--- DATA FOR PROCESSING ---

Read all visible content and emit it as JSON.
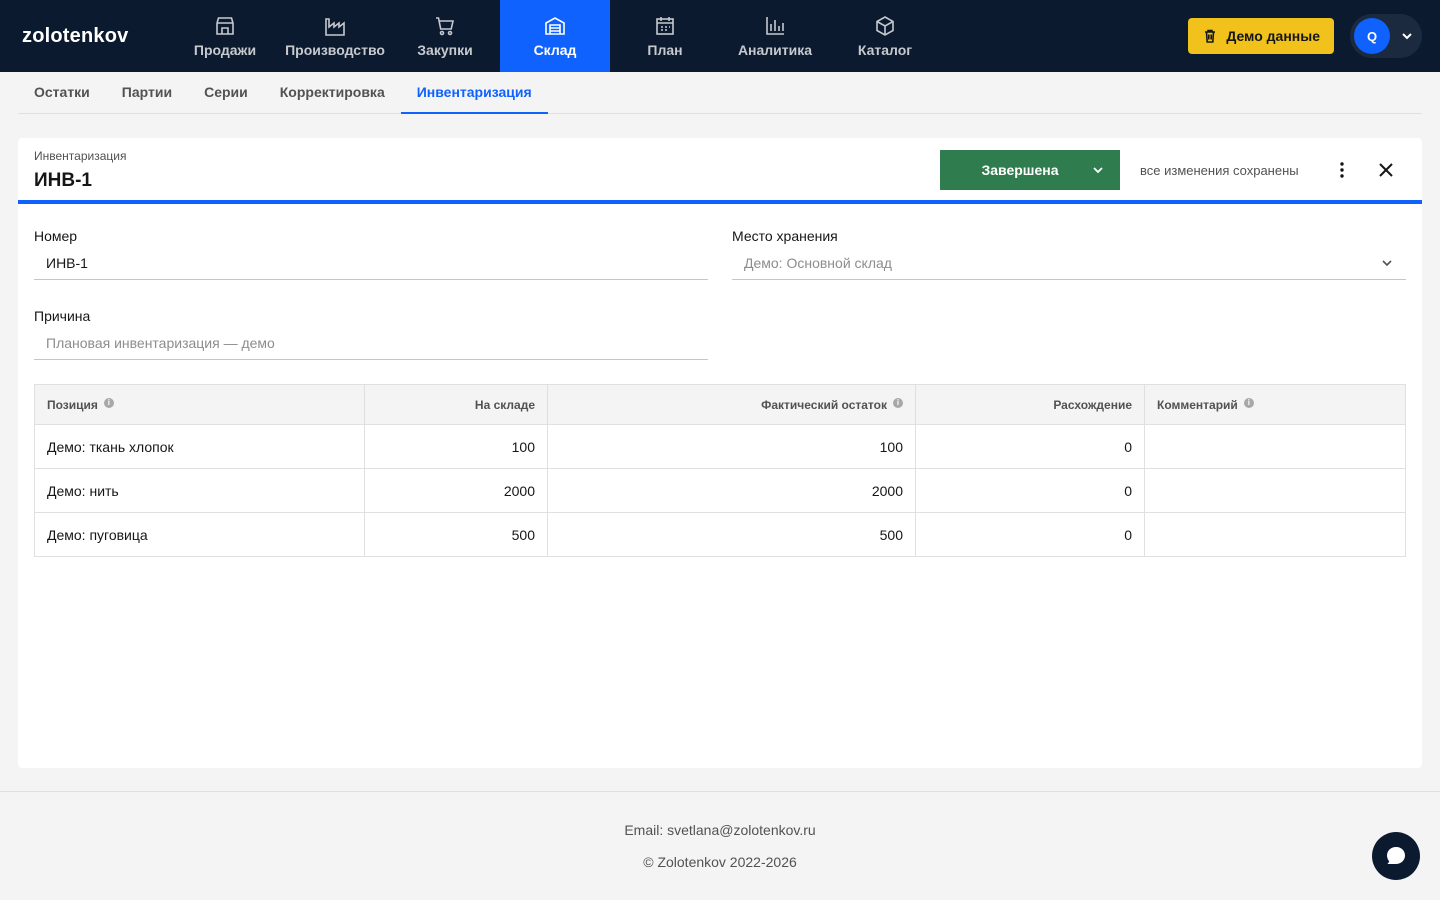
{
  "app": {
    "logo": "zolotenkov"
  },
  "nav": {
    "items": [
      {
        "label": "Продажи",
        "icon": "store-icon"
      },
      {
        "label": "Производство",
        "icon": "factory-icon"
      },
      {
        "label": "Закупки",
        "icon": "cart-icon"
      },
      {
        "label": "Склад",
        "icon": "warehouse-icon",
        "active": true
      },
      {
        "label": "План",
        "icon": "calendar-icon"
      },
      {
        "label": "Аналитика",
        "icon": "chart-icon"
      },
      {
        "label": "Каталог",
        "icon": "package-icon"
      }
    ]
  },
  "header": {
    "demo_button": "Демо данные",
    "avatar_initial": "Q"
  },
  "subtabs": [
    {
      "label": "Остатки"
    },
    {
      "label": "Партии"
    },
    {
      "label": "Серии"
    },
    {
      "label": "Корректировка"
    },
    {
      "label": "Инвентаризация",
      "active": true
    }
  ],
  "card": {
    "kicker": "Инвентаризация",
    "title": "ИНВ-1",
    "status": "Завершена",
    "saved": "все изменения сохранены"
  },
  "form": {
    "number_label": "Номер",
    "number_value": "ИНВ-1",
    "storage_label": "Место хранения",
    "storage_value": "Демо: Основной склад",
    "reason_label": "Причина",
    "reason_placeholder": "Плановая инвентаризация — демо"
  },
  "table": {
    "headers": {
      "position": "Позиция",
      "stock": "На складе",
      "actual": "Фактический остаток",
      "diff": "Расхождение",
      "comment": "Комментарий"
    },
    "rows": [
      {
        "position": "Демо: ткань хлопок",
        "stock": "100",
        "actual": "100",
        "diff": "0",
        "comment": ""
      },
      {
        "position": "Демо: нить",
        "stock": "2000",
        "actual": "2000",
        "diff": "0",
        "comment": ""
      },
      {
        "position": "Демо: пуговица",
        "stock": "500",
        "actual": "500",
        "diff": "0",
        "comment": ""
      }
    ]
  },
  "footer": {
    "email": "Email: svetlana@zolotenkov.ru",
    "copyright": "© Zolotenkov 2022-2026"
  },
  "colors": {
    "nav_bg": "#0b1a2e",
    "accent": "#0f62fe",
    "status": "#2f7d4f",
    "demo": "#f1c21b"
  }
}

--- SHORT PROBLEM ---
Reproduce the whole listing above word for word, but not its pictures.

--- PROBLEM SOLUTION ---
Read all visible content and emit it as JSON.
{
  "app": {
    "logo": "zolotenkov"
  },
  "nav": {
    "items": [
      {
        "label": "Продажи",
        "icon": "store-icon"
      },
      {
        "label": "Производство",
        "icon": "factory-icon"
      },
      {
        "label": "Закупки",
        "icon": "cart-icon"
      },
      {
        "label": "Склад",
        "icon": "warehouse-icon",
        "active": true
      },
      {
        "label": "План",
        "icon": "calendar-icon"
      },
      {
        "label": "Аналитика",
        "icon": "chart-icon"
      },
      {
        "label": "Каталог",
        "icon": "package-icon"
      }
    ]
  },
  "header": {
    "demo_button": "Демо данные",
    "avatar_initial": "Q"
  },
  "subtabs": [
    {
      "label": "Остатки"
    },
    {
      "label": "Партии"
    },
    {
      "label": "Серии"
    },
    {
      "label": "Корректировка"
    },
    {
      "label": "Инвентаризация",
      "active": true
    }
  ],
  "card": {
    "kicker": "Инвентаризация",
    "title": "ИНВ-1",
    "status": "Завершена",
    "saved": "все изменения сохранены"
  },
  "form": {
    "number_label": "Номер",
    "number_value": "ИНВ-1",
    "storage_label": "Место хранения",
    "storage_value": "Демо: Основной склад",
    "reason_label": "Причина",
    "reason_placeholder": "Плановая инвентаризация — демо"
  },
  "table": {
    "headers": {
      "position": "Позиция",
      "stock": "На складе",
      "actual": "Фактический остаток",
      "diff": "Расхождение",
      "comment": "Комментарий"
    },
    "rows": [
      {
        "position": "Демо: ткань хлопок",
        "stock": "100",
        "actual": "100",
        "diff": "0",
        "comment": ""
      },
      {
        "position": "Демо: нить",
        "stock": "2000",
        "actual": "2000",
        "diff": "0",
        "comment": ""
      },
      {
        "position": "Демо: пуговица",
        "stock": "500",
        "actual": "500",
        "diff": "0",
        "comment": ""
      }
    ]
  },
  "footer": {
    "email": "Email: svetlana@zolotenkov.ru",
    "copyright": "© Zolotenkov 2022-2026"
  },
  "colors": {
    "nav_bg": "#0b1a2e",
    "accent": "#0f62fe",
    "status": "#2f7d4f",
    "demo": "#f1c21b"
  }
}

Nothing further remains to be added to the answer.